▸ **YOUR INSTRUCTIONS**
Your task is to copy every line of the entries that contains "JSON".

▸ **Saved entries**
— BEGIN —

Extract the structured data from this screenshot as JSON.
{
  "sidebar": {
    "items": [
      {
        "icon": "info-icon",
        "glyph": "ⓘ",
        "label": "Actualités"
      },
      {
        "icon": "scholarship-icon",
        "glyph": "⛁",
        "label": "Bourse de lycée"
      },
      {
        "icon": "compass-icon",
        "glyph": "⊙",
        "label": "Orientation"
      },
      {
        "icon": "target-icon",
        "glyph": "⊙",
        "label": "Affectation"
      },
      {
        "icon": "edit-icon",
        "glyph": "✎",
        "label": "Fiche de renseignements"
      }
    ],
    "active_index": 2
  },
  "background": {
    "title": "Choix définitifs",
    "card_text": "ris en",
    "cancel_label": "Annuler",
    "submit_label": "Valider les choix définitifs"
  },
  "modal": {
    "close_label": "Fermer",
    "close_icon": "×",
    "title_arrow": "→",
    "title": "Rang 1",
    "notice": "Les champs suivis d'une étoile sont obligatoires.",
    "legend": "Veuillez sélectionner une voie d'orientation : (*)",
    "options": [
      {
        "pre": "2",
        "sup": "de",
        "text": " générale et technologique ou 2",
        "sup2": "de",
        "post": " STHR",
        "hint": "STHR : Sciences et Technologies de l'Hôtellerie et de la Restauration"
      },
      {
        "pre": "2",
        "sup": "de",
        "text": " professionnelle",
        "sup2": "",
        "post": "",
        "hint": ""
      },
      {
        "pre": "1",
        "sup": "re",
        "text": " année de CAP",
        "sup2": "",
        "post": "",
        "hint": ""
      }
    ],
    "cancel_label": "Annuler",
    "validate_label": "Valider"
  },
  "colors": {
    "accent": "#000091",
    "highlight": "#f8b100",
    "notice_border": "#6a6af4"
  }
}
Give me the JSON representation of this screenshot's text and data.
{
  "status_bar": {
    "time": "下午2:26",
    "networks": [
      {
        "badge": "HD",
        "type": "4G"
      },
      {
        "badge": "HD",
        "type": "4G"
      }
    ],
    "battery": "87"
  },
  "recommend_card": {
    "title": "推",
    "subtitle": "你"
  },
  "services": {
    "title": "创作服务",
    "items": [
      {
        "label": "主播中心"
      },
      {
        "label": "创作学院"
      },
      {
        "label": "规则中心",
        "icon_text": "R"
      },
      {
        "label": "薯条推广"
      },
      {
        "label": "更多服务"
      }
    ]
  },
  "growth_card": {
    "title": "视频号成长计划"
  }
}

— END —

▸ **WRITTEN RESPONSE**
Extract the structured data from this screenshot as JSON.
Give me the JSON representation of this screenshot's text and data.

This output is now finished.